The problem: Return the count of lines that mention "down", with no other words.

** start **

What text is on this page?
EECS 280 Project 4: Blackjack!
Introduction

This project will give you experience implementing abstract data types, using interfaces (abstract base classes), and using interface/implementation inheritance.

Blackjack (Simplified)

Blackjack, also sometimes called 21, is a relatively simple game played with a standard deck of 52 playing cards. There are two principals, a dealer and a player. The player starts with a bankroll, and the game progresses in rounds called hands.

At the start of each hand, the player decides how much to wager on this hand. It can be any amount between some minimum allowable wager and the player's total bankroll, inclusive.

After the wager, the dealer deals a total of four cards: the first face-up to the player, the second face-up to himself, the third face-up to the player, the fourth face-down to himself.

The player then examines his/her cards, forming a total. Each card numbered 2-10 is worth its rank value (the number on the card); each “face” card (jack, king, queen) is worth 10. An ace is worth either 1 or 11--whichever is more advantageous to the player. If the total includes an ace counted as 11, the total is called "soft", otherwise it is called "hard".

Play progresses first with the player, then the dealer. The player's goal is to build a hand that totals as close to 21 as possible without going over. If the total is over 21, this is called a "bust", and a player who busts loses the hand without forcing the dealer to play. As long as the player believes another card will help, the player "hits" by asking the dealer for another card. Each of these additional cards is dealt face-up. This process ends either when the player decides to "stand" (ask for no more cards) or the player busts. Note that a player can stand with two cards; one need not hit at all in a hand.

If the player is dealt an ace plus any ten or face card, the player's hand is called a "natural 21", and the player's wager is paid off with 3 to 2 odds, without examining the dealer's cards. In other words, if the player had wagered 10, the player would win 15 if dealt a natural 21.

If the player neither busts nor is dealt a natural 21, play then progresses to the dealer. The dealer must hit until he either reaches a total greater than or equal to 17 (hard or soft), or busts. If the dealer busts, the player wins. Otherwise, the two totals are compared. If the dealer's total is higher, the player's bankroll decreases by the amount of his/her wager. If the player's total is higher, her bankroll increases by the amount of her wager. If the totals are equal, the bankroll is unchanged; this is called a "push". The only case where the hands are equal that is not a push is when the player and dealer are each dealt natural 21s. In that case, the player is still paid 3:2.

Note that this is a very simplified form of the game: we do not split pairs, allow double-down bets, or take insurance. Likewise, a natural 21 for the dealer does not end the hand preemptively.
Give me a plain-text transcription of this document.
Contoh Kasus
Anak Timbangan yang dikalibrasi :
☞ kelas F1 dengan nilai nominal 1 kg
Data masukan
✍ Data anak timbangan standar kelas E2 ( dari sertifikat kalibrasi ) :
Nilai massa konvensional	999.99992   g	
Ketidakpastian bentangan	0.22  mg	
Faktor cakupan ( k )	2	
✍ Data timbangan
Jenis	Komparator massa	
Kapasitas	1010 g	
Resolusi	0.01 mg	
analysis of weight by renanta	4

** end **

Complete response: 2